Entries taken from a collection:
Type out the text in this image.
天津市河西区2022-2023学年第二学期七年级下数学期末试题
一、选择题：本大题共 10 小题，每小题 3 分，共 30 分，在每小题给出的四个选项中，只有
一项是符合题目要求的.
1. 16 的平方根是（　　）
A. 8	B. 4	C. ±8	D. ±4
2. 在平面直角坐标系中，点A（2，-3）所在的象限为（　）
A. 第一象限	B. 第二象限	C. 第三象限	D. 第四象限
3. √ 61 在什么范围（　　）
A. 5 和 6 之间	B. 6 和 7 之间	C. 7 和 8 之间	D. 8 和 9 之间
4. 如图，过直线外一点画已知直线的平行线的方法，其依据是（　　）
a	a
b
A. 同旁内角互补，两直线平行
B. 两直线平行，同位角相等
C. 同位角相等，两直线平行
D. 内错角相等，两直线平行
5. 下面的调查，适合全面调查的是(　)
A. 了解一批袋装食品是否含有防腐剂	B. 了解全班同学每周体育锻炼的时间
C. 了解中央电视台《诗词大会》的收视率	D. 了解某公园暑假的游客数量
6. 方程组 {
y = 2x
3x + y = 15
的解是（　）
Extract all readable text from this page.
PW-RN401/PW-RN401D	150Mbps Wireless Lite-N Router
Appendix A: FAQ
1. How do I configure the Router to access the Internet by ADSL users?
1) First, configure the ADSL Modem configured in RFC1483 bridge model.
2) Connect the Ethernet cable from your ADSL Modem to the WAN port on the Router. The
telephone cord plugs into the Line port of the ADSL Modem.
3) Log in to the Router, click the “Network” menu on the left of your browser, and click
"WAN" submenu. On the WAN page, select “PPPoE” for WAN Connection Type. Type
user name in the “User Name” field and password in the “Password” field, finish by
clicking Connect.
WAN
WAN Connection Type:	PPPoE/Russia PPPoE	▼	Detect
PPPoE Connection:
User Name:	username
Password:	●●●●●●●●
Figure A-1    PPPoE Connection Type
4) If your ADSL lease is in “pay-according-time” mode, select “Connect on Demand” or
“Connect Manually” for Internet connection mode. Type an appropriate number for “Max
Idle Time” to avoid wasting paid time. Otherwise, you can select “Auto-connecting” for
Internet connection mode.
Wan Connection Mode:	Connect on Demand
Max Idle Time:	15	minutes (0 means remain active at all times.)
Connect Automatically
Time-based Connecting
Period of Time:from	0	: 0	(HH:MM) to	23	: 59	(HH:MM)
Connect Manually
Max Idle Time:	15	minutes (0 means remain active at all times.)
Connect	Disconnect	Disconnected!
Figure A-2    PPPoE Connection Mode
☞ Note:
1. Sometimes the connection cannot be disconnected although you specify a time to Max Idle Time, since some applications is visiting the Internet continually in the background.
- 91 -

| PROBLEM TO WORK ON |
Pick out every line with the string "Type" and copy it.

| SOLUTION FOR THIS TASK |
Type out the text in this image.
"WAN" submenu. On the WAN page, select “PPPoE” for WAN Connection Type. Type
WAN Connection Type:	PPPoE/Russia PPPoE	▼	Detect
Figure A-1    PPPoE Connection Type
“Connect Manually” for Internet connection mode. Type an appropriate number for “Max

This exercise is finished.